Kaynak Metin =>
::::::::::
Fotoğraftaki müthiş dostluk

Abone ol

Hedefteki gazeteci ilk kez konuştu. Yine Erdoğan'ı kızdıracak şeyler söyledi. O ismin bir de çok önemli iddiası var.

Yeni Şafak Gazetesi yazarı Fehmi Koru, geçen hafta katıldığı bir canlı yayın programında AKP ve Başbakan için “Obama gibi geldiler, Bush gibi oldular” deyince ortalık karıştı.

Başbakan Erdoğan’ın Fehmi Koru’ya cevabı “Sevsinler seni, yazıklar olsun” oldu. Fehmi Koru, Başbakan’dan böyle bir cevap beklemediğini söylüyor. “Erdoğan’da karizma var, beklentilerin çok yüksek olduğu biri ama bir üslup sorunu var, bu kesin” diye eleştiriyor.

Yeni Şafak yazarı Fehmi Koru, Cumhurbaşkanı Abdullah Gül’ün öğrencilik döneminden ev arkadaşı, Başbakan Erdoğan’ı da belediye başkanlığı döneminden beri tanıyor. AKP’yi en iyi tanıyan gazetecilerden biri Koru. Türk basınında yıllardır çift imzası var. Herkes onu aynı zamanda Taha Kıvanç imzasıyla da biliyor. ABD seçimleriyle ilgili olarak katıldığı bir canlı yayın programında AKP ve Başbakan için, “Obama gibi geldiler, Bush gibi oldular” deyince ortalık karıştı. AKP’yi yakından bilen bir gazetecinin bu yorumu üzerine yazılıp çizildi, Başbakan da çok geçmeden yanıtı sert bir şekilde verdi. Koru ile Ankara’da gazetecilik yaptığım dönemden beri tanışıyoruz.

Kendisiyle defalarca röportaj yaptım, her seferinde iç siyaset ve dış ilişkilerle ilgili söylediklerinin zaman içinde karşıma çıktığını gördüm. Bu röportajın sonunda Koru’nun, “Başbakan Gül, Cumhurbaşkanı Erdoğan olsaydı ne değişirdi?” soruma bakın nasıl yanıt verdi.

Türkiye’de bu devrim 2002’de yaşandı: Erdoğan siyasi yasaklıydı, milletvekili olamamıştı. Sonra söke söke milletvekili oldu, başbakanlığa geldi. 2007’de de Abdullah Gül’ün cumhurbaşkanı olmasının önüne her türlü engel çıkarıldı ve sonra ne gördük? Abdullah Gül de cumhurbaşkanı oldu. Şimdi Kürt Sorunu’na bakarsak, evet Bush’un politikalarına yakın bir çizgi izleniyor. Ben böyle düşünüyorum.
::::::::::
Görev =>
Fehmi Koru'yla ilgili yukarıdaki yazıyı bittiği yerden devam ettirin.

Gösterilen Veriler =>
::::::::::
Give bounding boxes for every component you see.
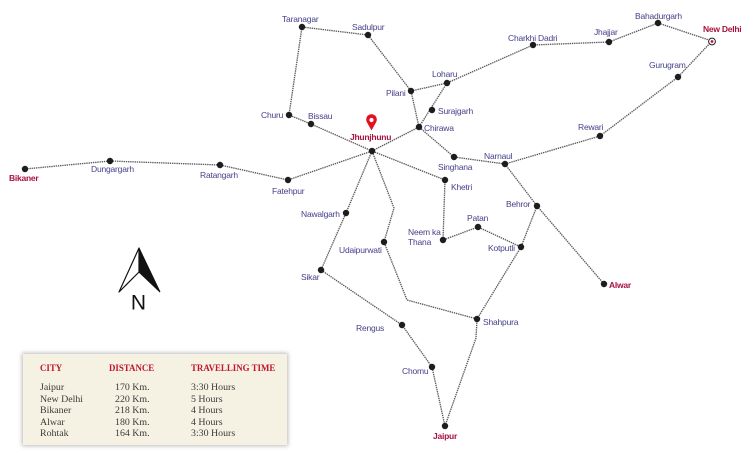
::::::::::
Görevin Yanıtı =>
Erdoğan Köşk'e çıkması gerekirdi: Çok farklı olabilirdi. Bir kere siyasi üslup çok farklı olurdu. Abdullah Gül mülayim biri. Bir söyleyeceğini 10 kez düşünen biri. Tepki verdiğinde yanlış bir şey söylerse derhal devreye giren biri. Daha bizim insanlarımızın alıştığı biri. Karizması yok. Karizma Tayyip Erdoğan’da var.

Tayyip Bey, Türkiye’de ve belki de dünyada nadir görülebilen şahsına yönelik beklentilerin çok yüksek olduğu, karizması olan, insanlara alınacakları şeyleri söyleyen ama çok da yadırganmayan biri. Siyaset bu üslup yüzünden rayında gitmiyor. Bu üslup ve karizmayla Türkiye için cumhurbaşkanı olarak çok iyi işler yapabilirdi ve Türkiye normalleşirdi. Ben şahsen Tayyip Bey’in cumhurbaşkanı olmasını savundum. Tayyip Bey siyasetin yoğun olduğu tarafta kalmayı tercih etti.

Gül ile Erdoğan yer değiştirecek: Ben Abdullah Gül’ün görev süresi bittiğinde 7 yıl görev süresi var, 5 + 5 kabul edildi ama bu cumhurbaşkanına uygulanacağını sanmıyorum. 7 yıl sonunda yer değiştireceklerini sanıyorum. Tayyip Bey cumhurbaşkanı olur, Gül de isterse başbakan olur. Tayyip Bey kendisi olabilecekken nasıl cumhurbaşkanlığını Gül’e verdiyse, aynı şeyi Gül de yapabilir. Bu süreçte Türkiye’de alternatifi doğmazsa AKP’nin, CHP’de topluma daha uygun liderlik çıkaramazsa, Deniz Baykal bu olan bitenlerden ders çıkarıp, “Bu adamlar İslamcı biliniyorlardı, dünya onlara ılımlı İslamın temsilcisi gözüyle bakıyor, itibar görüyorlar, ben de ılımlı laik olsam” dese, bu halkta bir dalgalanma yaratır mı, bence yaratabilir... Sonuçta Gül başbakan, Erdoğan da cumhurbaşkanı olabilir...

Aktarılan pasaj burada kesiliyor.